TASKS TO CARRY OUT:
[1] Answer these questions from the QNX overview, one answer per line:
(a) About how large is the QNX kernel?
(b) At what priority level does the device administrator run?
(c) What is the smallest value to which the timer service resolution can be set?
[2] List the five system tasks that the QNX overview says are created when the operating system is booted.
[3] Edit the QNX overview by rewriting the part that opens with the words containing "The net task looks" and closes with "by other tasks.", putting "network adapter" in place of "network card".
=== TEXT SHOWN ===
Background Information
QNX is a multitasking, multi-user operating system designed with the real-time software developer in mind. It has a message passing, server-oriented architecture that facilitates distributed processing and provides transparent access to all resources across a network. Most of the QNX operating system was written in C.
I am a chemical engineer and have been using QNX for a little over four years. I am most interested in process control. I have used QNX in SCADA (Supervisory Control And Data Acquisition) and networked embedded control applications.
Structure Of The QNX Operating System
QNX consists of a small kernel and five system tasks that are created when the operating system is booted. The QNX kernel is small about 10Kb in size. Its primary function is to look after inter-task message passing (hence task synchronization) and clock interrupt handling. The rest of the operating system functions are handled by special administrator tasks.
Task Administrator (task)
This operating system task creates and terminates tasks, allocates memory, and registers task names. It runs at priority level 1. (QNX priorities range from 1 to 15, with 1 being the highest and 15 being the lowest.)
Device Administrator (dev)
This operating system task runs at priority level 2. It looks after all the character devices attached to the system, such as the printer and serial ports, serial terminals, modems, and full screen windows (virtual terminals). The device administrator looks after setting hardware parameters, such as serial port baud rate, parity, stop bits, etc. It also provides character echoing, line editing, line erase, and line recall features. This task also handles requests to open, read, and write to devices.
File System Administrator (fsys)
This task runs at priority level 3. It looks after the QNX file system. This task handles all requests to open, read, and write files.
Network Administrator (net)
The net task looks after communication of messages over the QNX (Arcnet) network. The net task runs at priority 3. It is started when the system is booted but will automatically terminate itself if it is running on a system that does not contain a network card.
Idle Administrator (idle)
The idle task runs at priority level 15, which is the lowest priority available under QNX. Its main purpose is to use up any CPU time that is not used by other tasks.
There are a number of other administrator tasks that come bundled with QNX. Running these tasks is optional, as the operating system is fully functional without them. They provide additional operating system services if there is a need for them. This "mix and match" approach to configuring your operating system environment comes naturally with a server-based architecture. The optional QNX administrator tasks are described below.
Timer Administrator (timer)
This task provides a variety of timing services under QNX. The resolution of the timer service can be set to as small a value as 1 millisecond. The timer administrator provides a mechanism for event timing and wake-up services. These services are useful in writing communication routines and time-critical process control applications.
Spooling Device Administrator (spooldev)
=== ITEMS ===
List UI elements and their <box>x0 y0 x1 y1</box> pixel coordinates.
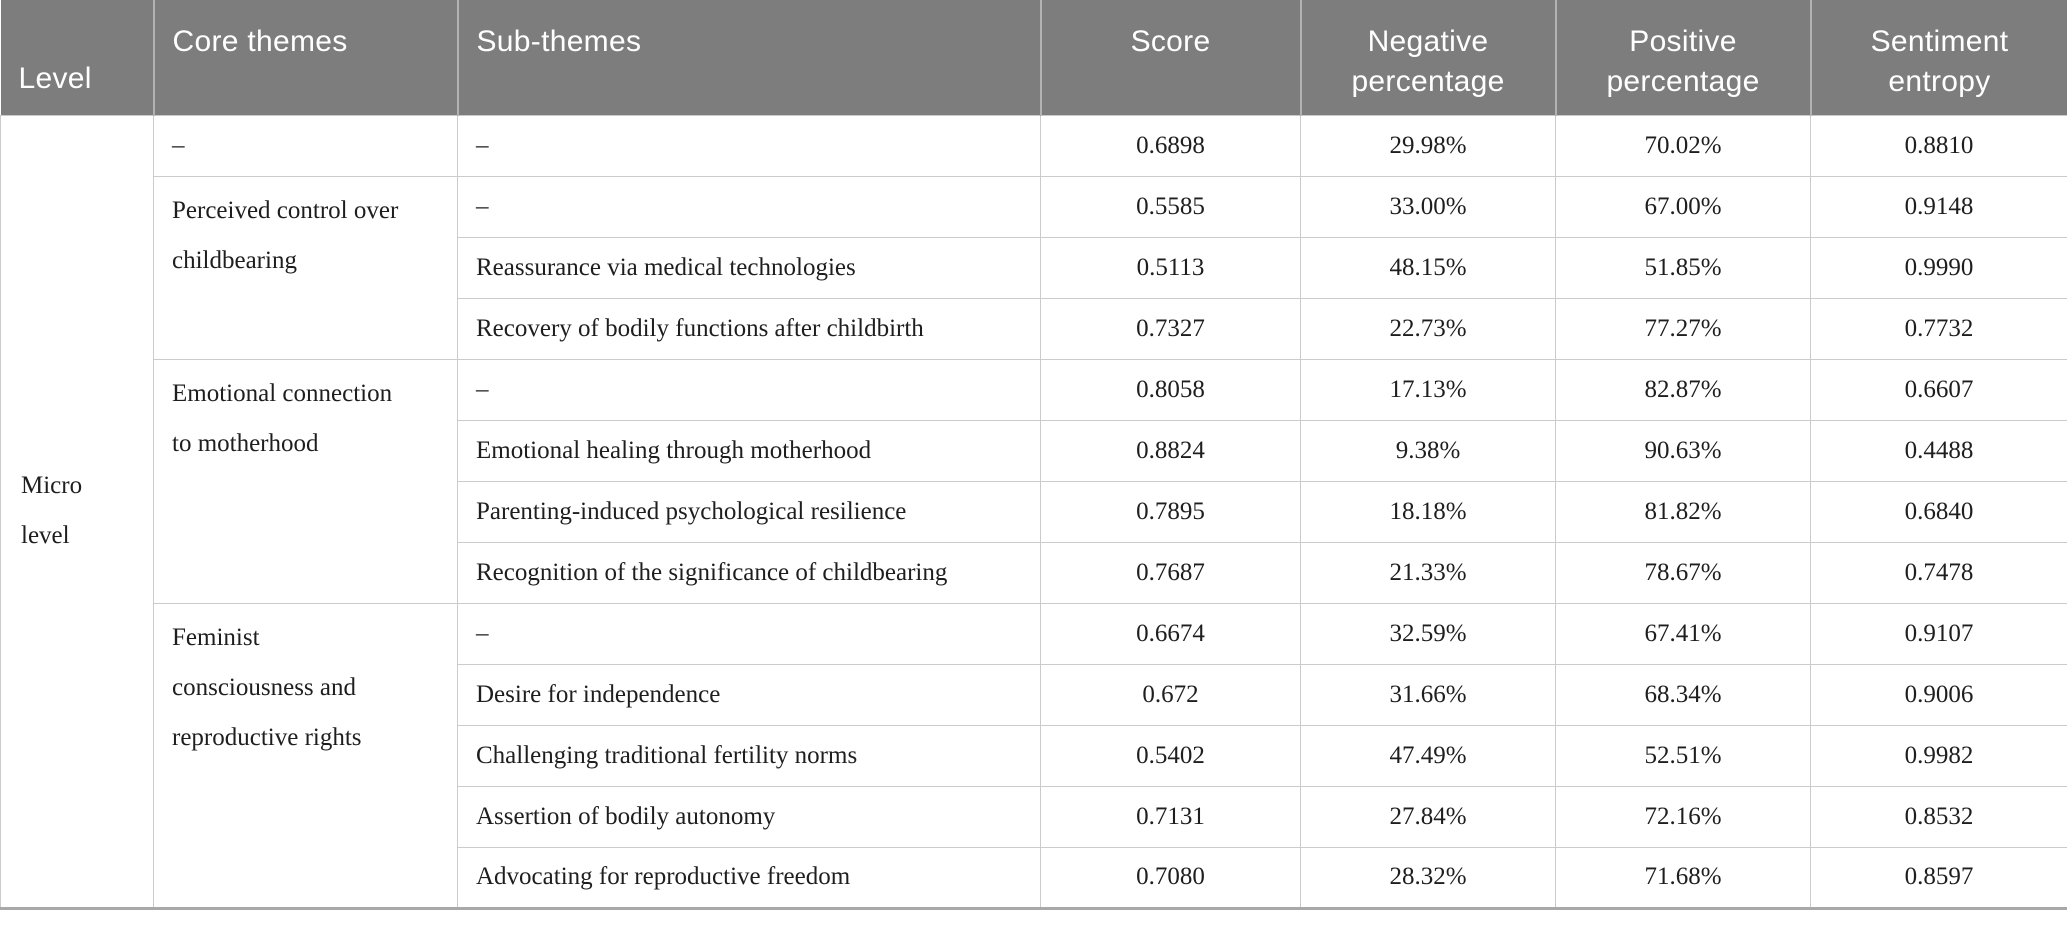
positive-cell: 71.68% <box>1555 846 1811 909</box>
score-cell: 0.6898 <box>1040 114 1301 177</box>
score-cell: 0.7327 <box>1040 297 1301 360</box>
sub-theme-cell: – <box>457 358 1041 421</box>
sub-theme-cell: Advocating for reproductive freedom <box>457 846 1041 909</box>
positive-cell: 68.34% <box>1555 663 1811 726</box>
col-header-negative-percentage: Negative percentage <box>1299 0 1556 115</box>
table-body: Micro level – – 0.6898 29.98% 70.02% 0.8… <box>0 114 2067 909</box>
entropy-cell: 0.9006 <box>1810 663 2067 726</box>
negative-cell: 21.33% <box>1300 541 1556 604</box>
results-table: Level Core themes Sub-themes Score Negat… <box>0 0 2067 909</box>
sub-theme-cell: – <box>457 602 1041 665</box>
col-header-positive-percentage: Positive percentage <box>1554 0 1811 115</box>
score-cell: 0.8058 <box>1040 358 1301 421</box>
sub-theme-cell: – <box>457 114 1041 177</box>
score-cell: 0.8824 <box>1040 419 1301 482</box>
negative-cell: 17.13% <box>1300 358 1556 421</box>
positive-cell: 67.41% <box>1555 602 1811 665</box>
score-cell: 0.672 <box>1040 663 1301 726</box>
entropy-cell: 0.7478 <box>1810 541 2067 604</box>
negative-cell: 47.49% <box>1300 724 1556 787</box>
score-cell: 0.5585 <box>1040 175 1301 238</box>
entropy-cell: 0.9982 <box>1810 724 2067 787</box>
positive-cell: 51.85% <box>1555 236 1811 299</box>
table-row: Desire for independence 0.672 31.66% 68.… <box>1 663 2067 726</box>
sub-theme-cell: Emotional healing through motherhood <box>457 419 1041 482</box>
negative-cell: 9.38% <box>1300 419 1556 482</box>
core-theme-cell: Perceived control over childbearing <box>153 175 458 360</box>
negative-cell: 32.59% <box>1300 602 1556 665</box>
score-cell: 0.7131 <box>1040 785 1301 848</box>
table-row: Feminist consciousness and reproductive … <box>1 602 2067 909</box>
entropy-cell: 0.8532 <box>1810 785 2067 848</box>
positive-cell: 78.67% <box>1555 541 1811 604</box>
negative-cell: 33.00% <box>1300 175 1556 238</box>
entropy-cell: 0.7732 <box>1810 297 2067 360</box>
entropy-cell: 0.8810 <box>1810 114 2067 177</box>
positive-cell: 70.02% <box>1555 114 1811 177</box>
sub-theme-cell: Challenging traditional fertility norms <box>457 724 1041 787</box>
negative-cell: 27.84% <box>1300 785 1556 848</box>
entropy-cell: 0.4488 <box>1810 419 2067 482</box>
negative-cell: 22.73% <box>1300 297 1556 360</box>
entropy-cell: 0.6607 <box>1810 358 2067 421</box>
table-row: Advocating for reproductive freedom 0.70… <box>1 846 2067 909</box>
col-header-sub-themes: Sub-themes <box>456 0 1041 115</box>
score-cell: 0.7080 <box>1040 846 1301 909</box>
table-row: Micro level – – 0.6898 29.98% 70.02% 0.8… <box>0 114 2067 909</box>
sub-theme-cell: Desire for independence <box>457 663 1041 726</box>
table-row: Recovery of bodily functions after child… <box>1 297 2067 360</box>
sub-theme-cell: Recovery of bodily functions after child… <box>457 297 1041 360</box>
table-row: Parenting-induced psychological resilien… <box>1 480 2067 543</box>
table-row: Recognition of the significance of child… <box>1 541 2067 604</box>
negative-cell: 29.98% <box>1300 114 1556 177</box>
sub-theme-cell: Assertion of bodily autonomy <box>457 785 1041 848</box>
positive-cell: 82.87% <box>1555 358 1811 421</box>
col-header-level: Level <box>0 0 154 115</box>
table-row: Challenging traditional fertility norms … <box>1 724 2067 787</box>
negative-cell: 48.15% <box>1300 236 1556 299</box>
table-row: Reassurance via medical technologies 0.5… <box>1 236 2067 299</box>
table-header: Level Core themes Sub-themes Score Negat… <box>0 0 2067 115</box>
positive-cell: 52.51% <box>1555 724 1811 787</box>
entropy-cell: 0.9148 <box>1810 175 2067 238</box>
sub-theme-cell: Reassurance via medical technologies <box>457 236 1041 299</box>
score-cell: 0.6674 <box>1040 602 1301 665</box>
score-cell: 0.5113 <box>1040 236 1301 299</box>
score-cell: 0.5402 <box>1040 724 1301 787</box>
positive-cell: 72.16% <box>1555 785 1811 848</box>
table-row: Perceived control over childbearing – 0.… <box>1 175 2067 360</box>
positive-cell: 77.27% <box>1555 297 1811 360</box>
sub-theme-cell: Recognition of the significance of child… <box>457 541 1041 604</box>
core-theme-cell: Feminist consciousness and reproductive … <box>153 602 458 909</box>
col-header-score: Score <box>1039 0 1301 115</box>
positive-cell: 67.00% <box>1555 175 1811 238</box>
positive-cell: 90.63% <box>1555 419 1811 482</box>
col-header-sentiment-entropy: Sentiment entropy <box>1809 0 2067 115</box>
sub-theme-cell: – <box>457 175 1041 238</box>
level-cell: Micro level <box>0 114 154 909</box>
negative-cell: 18.18% <box>1300 480 1556 543</box>
positive-cell: 81.82% <box>1555 480 1811 543</box>
core-theme-cell: – <box>153 114 458 177</box>
core-theme-cell: Emotional connection to motherhood <box>153 358 458 604</box>
entropy-cell: 0.6840 <box>1810 480 2067 543</box>
score-cell: 0.7687 <box>1040 541 1301 604</box>
header-row: Level Core themes Sub-themes Score Negat… <box>0 0 2067 115</box>
score-cell: 0.7895 <box>1040 480 1301 543</box>
negative-cell: 28.32% <box>1300 846 1556 909</box>
sub-theme-cell: Parenting-induced psychological resilien… <box>457 480 1041 543</box>
entropy-cell: 0.9990 <box>1810 236 2067 299</box>
negative-cell: 31.66% <box>1300 663 1556 726</box>
col-header-core-themes: Core themes <box>152 0 458 115</box>
entropy-cell: 0.9107 <box>1810 602 2067 665</box>
entropy-cell: 0.8597 <box>1810 846 2067 909</box>
table-row: Emotional connection to motherhood – 0.8… <box>1 358 2067 604</box>
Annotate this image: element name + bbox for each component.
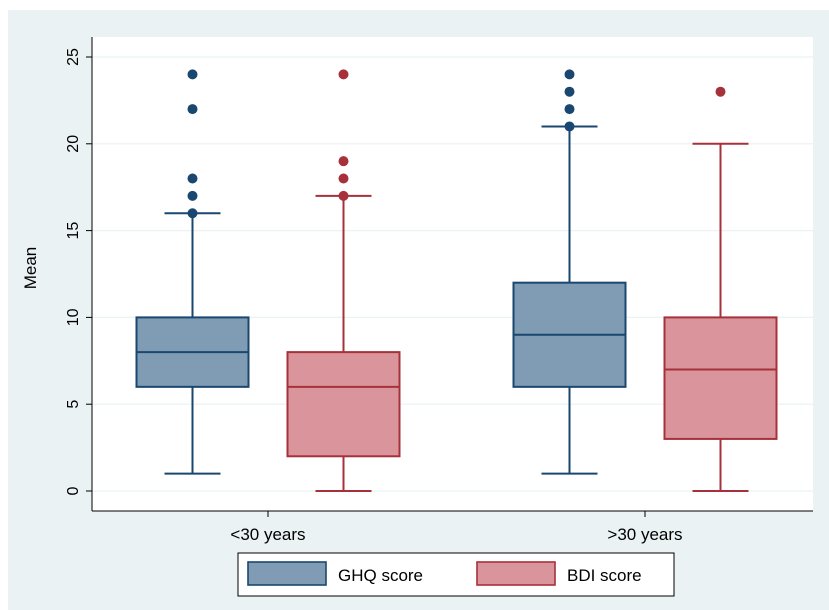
===
ANSWERS TO THE PROBLEMS:
[1]
(a) About 10Kb.
(b) Priority level 2.
(c) 1 millisecond.

[2]
Task Administrator (task)
Device Administrator (dev)
File System Administrator (fsys)
Network Administrator (net)
Idle Administrator (idle)

[3]
The net task looks after communication of messages over the QNX (Arcnet) network. The net task runs at priority 3. It is started when the system is booted but will automatically terminate itself if it is running on a system that does not contain a network adapter.
Idle Administrator (idle)
The idle task runs at priority level 15, which is the lowest priority available under QNX. Its main purpose is to use up any CPU time that is not used by other tasks.